* _Task objective_: Find the lines with "shown" in them and copy them out.

——

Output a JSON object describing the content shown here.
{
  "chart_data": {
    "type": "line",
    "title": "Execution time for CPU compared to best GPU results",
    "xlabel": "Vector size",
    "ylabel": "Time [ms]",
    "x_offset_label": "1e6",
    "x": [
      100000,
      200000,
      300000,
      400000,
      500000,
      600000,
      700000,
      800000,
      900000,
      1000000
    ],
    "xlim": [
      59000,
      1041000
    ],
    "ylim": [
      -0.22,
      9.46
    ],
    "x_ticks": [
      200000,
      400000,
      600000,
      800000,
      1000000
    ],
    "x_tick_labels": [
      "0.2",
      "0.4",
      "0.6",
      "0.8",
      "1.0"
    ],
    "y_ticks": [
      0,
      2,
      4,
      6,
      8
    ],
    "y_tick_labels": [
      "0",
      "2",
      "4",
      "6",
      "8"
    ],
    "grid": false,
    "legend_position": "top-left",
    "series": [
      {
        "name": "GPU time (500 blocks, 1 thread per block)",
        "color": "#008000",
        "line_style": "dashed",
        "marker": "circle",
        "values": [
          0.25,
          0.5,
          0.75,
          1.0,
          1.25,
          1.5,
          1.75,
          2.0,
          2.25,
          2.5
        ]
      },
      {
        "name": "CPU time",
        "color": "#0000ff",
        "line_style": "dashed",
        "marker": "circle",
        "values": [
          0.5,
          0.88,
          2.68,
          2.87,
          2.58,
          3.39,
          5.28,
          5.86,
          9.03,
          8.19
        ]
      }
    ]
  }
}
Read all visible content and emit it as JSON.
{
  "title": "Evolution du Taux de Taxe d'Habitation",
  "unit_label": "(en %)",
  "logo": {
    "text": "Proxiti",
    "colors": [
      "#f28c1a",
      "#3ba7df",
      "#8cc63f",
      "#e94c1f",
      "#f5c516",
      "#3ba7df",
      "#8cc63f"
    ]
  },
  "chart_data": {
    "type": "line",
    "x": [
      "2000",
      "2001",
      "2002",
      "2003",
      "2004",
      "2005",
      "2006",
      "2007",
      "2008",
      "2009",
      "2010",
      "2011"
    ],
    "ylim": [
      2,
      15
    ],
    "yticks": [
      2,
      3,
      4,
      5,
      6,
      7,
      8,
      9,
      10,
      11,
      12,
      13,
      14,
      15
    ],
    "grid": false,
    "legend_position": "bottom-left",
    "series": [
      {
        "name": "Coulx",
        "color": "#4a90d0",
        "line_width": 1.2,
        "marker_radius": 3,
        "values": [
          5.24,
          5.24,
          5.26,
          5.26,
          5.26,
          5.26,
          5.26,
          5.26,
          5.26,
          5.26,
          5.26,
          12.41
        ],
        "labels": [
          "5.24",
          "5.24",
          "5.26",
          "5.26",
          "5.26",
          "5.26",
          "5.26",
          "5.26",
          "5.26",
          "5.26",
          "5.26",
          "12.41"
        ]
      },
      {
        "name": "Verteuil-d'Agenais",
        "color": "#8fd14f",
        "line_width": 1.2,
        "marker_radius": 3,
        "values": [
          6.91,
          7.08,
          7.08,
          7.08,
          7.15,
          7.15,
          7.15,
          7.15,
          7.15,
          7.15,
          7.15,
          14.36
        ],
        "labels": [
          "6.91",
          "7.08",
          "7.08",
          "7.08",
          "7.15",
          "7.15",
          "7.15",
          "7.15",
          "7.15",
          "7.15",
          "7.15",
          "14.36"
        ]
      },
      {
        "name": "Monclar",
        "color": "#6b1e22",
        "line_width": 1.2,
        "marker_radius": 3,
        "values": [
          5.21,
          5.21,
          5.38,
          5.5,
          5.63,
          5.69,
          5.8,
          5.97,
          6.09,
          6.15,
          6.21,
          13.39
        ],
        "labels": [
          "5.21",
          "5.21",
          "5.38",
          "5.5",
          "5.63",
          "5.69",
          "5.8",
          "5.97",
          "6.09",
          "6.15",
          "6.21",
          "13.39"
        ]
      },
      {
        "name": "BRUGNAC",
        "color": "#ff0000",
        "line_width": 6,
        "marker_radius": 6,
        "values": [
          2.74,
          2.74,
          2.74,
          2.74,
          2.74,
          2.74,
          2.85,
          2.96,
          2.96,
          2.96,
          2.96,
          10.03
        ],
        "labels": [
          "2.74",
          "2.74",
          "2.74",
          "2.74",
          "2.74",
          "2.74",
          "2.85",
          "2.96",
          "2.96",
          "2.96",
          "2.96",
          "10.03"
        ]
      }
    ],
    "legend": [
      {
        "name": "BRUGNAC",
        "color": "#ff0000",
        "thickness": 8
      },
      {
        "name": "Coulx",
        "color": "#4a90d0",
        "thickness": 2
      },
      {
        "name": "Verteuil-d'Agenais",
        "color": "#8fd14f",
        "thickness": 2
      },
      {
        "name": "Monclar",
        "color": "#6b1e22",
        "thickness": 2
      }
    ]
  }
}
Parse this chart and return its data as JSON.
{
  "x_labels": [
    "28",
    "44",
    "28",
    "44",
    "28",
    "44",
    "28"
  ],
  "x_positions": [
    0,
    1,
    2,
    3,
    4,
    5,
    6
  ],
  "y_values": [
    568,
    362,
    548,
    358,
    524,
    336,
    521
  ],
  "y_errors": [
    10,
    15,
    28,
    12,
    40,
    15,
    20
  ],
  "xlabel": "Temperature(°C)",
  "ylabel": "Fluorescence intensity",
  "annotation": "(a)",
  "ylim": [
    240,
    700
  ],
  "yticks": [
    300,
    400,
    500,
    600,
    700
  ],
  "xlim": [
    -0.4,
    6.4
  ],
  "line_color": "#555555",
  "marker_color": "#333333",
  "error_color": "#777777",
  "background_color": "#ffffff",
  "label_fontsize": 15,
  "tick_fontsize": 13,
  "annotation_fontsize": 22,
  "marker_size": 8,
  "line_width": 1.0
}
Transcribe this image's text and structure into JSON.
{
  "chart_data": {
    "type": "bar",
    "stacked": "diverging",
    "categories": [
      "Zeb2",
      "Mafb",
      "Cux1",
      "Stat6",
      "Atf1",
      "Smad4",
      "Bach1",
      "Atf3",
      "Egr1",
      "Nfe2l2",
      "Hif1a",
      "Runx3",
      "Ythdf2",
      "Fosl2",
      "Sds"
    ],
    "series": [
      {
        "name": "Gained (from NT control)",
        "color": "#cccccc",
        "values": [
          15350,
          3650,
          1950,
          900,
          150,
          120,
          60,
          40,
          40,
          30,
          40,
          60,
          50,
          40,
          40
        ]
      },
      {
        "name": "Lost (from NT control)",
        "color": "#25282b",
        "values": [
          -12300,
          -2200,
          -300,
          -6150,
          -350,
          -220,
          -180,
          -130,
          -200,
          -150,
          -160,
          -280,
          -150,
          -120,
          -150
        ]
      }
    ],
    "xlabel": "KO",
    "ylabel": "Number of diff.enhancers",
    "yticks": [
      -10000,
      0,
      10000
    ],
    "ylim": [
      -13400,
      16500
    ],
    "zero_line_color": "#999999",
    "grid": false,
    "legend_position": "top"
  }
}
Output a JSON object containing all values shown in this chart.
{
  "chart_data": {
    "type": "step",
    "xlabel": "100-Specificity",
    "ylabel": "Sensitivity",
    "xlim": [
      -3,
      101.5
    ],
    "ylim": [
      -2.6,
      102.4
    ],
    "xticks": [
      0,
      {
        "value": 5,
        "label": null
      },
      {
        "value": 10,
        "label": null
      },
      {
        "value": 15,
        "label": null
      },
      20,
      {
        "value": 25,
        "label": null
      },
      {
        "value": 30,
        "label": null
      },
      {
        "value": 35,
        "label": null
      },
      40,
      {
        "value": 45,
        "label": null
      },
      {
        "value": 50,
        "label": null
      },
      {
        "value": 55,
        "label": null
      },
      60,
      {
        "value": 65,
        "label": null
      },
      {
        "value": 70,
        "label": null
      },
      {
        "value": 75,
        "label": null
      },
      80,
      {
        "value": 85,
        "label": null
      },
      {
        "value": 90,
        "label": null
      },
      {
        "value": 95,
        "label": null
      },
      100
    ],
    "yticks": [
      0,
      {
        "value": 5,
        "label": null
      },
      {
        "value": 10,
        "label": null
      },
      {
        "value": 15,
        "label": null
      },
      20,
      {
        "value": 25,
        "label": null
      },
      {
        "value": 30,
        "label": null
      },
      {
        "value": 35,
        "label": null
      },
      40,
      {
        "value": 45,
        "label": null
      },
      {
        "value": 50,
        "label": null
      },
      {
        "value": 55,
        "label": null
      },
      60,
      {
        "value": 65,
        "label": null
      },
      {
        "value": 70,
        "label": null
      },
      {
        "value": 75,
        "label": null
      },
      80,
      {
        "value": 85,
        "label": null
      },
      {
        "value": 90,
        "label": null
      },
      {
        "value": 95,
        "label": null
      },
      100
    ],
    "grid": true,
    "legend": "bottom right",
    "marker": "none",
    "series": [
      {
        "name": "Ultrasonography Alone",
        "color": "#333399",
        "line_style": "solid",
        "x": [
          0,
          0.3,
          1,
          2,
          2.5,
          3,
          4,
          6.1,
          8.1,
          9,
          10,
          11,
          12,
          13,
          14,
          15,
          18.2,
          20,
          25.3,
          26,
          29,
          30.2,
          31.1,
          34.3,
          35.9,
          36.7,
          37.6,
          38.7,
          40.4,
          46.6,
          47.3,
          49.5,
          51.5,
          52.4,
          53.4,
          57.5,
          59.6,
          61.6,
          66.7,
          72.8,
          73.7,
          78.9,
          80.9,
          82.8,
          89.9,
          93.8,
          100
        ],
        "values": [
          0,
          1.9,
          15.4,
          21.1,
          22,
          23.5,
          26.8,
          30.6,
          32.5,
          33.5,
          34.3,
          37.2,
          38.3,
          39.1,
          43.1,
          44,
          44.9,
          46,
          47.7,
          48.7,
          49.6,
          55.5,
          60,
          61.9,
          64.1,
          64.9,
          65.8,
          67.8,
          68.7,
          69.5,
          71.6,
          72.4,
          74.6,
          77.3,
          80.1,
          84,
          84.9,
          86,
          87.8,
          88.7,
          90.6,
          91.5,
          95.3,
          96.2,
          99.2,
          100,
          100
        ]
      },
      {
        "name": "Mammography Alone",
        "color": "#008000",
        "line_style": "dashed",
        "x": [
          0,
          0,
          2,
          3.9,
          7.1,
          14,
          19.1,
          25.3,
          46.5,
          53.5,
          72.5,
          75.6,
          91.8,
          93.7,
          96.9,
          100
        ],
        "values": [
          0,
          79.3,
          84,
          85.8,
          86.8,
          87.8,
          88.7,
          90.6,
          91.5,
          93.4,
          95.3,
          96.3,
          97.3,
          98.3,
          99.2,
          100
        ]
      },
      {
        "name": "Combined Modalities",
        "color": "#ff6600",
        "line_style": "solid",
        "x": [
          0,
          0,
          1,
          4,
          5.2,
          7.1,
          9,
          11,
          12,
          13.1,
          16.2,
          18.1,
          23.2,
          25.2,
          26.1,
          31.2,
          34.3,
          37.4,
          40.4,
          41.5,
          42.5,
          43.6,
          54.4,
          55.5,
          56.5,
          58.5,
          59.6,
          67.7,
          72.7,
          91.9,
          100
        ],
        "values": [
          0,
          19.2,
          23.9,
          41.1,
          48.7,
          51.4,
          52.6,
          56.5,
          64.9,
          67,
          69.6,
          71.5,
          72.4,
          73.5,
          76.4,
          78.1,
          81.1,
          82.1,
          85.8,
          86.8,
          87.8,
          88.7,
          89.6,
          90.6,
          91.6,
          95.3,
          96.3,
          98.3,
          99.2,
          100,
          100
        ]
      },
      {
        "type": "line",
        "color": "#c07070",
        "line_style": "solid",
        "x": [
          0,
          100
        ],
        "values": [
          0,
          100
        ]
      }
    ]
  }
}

——

* _Answer below_:
Output a JSON object describing the content shown here.
Output a JSON object containing all values shown in this chart.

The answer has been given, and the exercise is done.